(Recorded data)

..............................

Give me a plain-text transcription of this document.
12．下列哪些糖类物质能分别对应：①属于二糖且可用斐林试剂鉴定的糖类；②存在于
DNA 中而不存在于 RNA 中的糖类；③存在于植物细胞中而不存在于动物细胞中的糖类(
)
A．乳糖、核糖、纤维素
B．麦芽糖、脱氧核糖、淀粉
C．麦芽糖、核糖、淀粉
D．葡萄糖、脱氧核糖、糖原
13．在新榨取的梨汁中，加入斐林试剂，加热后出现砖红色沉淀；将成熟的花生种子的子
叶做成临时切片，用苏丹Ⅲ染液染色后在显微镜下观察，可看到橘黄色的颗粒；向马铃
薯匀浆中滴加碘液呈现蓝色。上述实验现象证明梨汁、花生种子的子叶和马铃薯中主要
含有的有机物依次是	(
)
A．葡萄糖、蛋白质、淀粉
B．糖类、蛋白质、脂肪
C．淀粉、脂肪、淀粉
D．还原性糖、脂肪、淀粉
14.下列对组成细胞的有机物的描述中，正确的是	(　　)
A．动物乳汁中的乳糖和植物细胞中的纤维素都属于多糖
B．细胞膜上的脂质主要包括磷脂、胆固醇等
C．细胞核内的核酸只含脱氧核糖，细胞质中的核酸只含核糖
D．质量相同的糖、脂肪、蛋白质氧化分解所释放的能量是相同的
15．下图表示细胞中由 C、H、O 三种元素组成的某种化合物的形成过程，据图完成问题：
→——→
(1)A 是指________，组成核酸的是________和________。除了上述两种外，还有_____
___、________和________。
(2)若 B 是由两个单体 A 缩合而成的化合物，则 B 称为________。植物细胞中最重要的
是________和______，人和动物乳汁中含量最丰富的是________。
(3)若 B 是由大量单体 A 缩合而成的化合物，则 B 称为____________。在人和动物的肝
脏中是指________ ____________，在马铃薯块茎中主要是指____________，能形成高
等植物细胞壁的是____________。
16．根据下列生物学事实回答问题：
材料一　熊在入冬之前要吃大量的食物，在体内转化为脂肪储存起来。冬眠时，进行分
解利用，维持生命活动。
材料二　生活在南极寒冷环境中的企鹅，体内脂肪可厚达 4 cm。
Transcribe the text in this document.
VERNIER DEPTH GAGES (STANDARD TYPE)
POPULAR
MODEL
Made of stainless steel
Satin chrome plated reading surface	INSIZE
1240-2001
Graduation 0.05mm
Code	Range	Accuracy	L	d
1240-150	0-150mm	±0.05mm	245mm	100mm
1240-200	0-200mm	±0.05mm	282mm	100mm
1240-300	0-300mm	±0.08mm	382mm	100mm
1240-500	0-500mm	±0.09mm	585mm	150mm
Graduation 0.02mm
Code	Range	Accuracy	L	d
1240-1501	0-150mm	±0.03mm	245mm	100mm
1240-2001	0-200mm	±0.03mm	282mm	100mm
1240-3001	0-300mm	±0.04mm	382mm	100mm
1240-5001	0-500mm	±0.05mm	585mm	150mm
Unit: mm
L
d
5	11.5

..............................

- Aim: What is needed here is an exact reproduction of all the entries.

- Output:
Give me a plain-text transcription of this document.
12．下列哪些糖类物质能分别对应：①属于二糖且可用斐林试剂鉴定的糖类；②存在于
DNA 中而不存在于 RNA 中的糖类；③存在于植物细胞中而不存在于动物细胞中的糖类(
)
A．乳糖、核糖、纤维素
B．麦芽糖、脱氧核糖、淀粉
C．麦芽糖、核糖、淀粉
D．葡萄糖、脱氧核糖、糖原
13．在新榨取的梨汁中，加入斐林试剂，加热后出现砖红色沉淀；将成熟的花生种子的子
叶做成临时切片，用苏丹Ⅲ染液染色后在显微镜下观察，可看到橘黄色的颗粒；向马铃
薯匀浆中滴加碘液呈现蓝色。上述实验现象证明梨汁、花生种子的子叶和马铃薯中主要
含有的有机物依次是	(
)
A．葡萄糖、蛋白质、淀粉
B．糖类、蛋白质、脂肪
C．淀粉、脂肪、淀粉
D．还原性糖、脂肪、淀粉
14.下列对组成细胞的有机物的描述中，正确的是	(　　)
A．动物乳汁中的乳糖和植物细胞中的纤维素都属于多糖
B．细胞膜上的脂质主要包括磷脂、胆固醇等
C．细胞核内的核酸只含脱氧核糖，细胞质中的核酸只含核糖
D．质量相同的糖、脂肪、蛋白质氧化分解所释放的能量是相同的
15．下图表示细胞中由 C、H、O 三种元素组成的某种化合物的形成过程，据图完成问题：
→——→
(1)A 是指________，组成核酸的是________和________。除了上述两种外，还有_____
___、________和________。
(2)若 B 是由两个单体 A 缩合而成的化合物，则 B 称为________。植物细胞中最重要的
是________和______，人和动物乳汁中含量最丰富的是________。
(3)若 B 是由大量单体 A 缩合而成的化合物，则 B 称为____________。在人和动物的肝
脏中是指________ ____________，在马铃薯块茎中主要是指____________，能形成高
等植物细胞壁的是____________。
16．根据下列生物学事实回答问题：
材料一　熊在入冬之前要吃大量的食物，在体内转化为脂肪储存起来。冬眠时，进行分
解利用，维持生命活动。
材料二　生活在南极寒冷环境中的企鹅，体内脂肪可厚达 4 cm。
Transcribe the text in this document.
VERNIER DEPTH GAGES (STANDARD TYPE)
POPULAR
MODEL
Made of stainless steel
Satin chrome plated reading surface	INSIZE
1240-2001
Graduation 0.05mm
Code	Range	Accuracy	L	d
1240-150	0-150mm	±0.05mm	245mm	100mm
1240-200	0-200mm	±0.05mm	282mm	100mm
1240-300	0-300mm	±0.08mm	382mm	100mm
1240-500	0-500mm	±0.09mm	585mm	150mm
Graduation 0.02mm
Code	Range	Accuracy	L	d
1240-1501	0-150mm	±0.03mm	245mm	100mm
1240-2001	0-200mm	±0.03mm	282mm	100mm
1240-3001	0-300mm	±0.04mm	382mm	100mm
1240-5001	0-500mm	±0.05mm	585mm	150mm
Unit: mm
L
d
5	11.5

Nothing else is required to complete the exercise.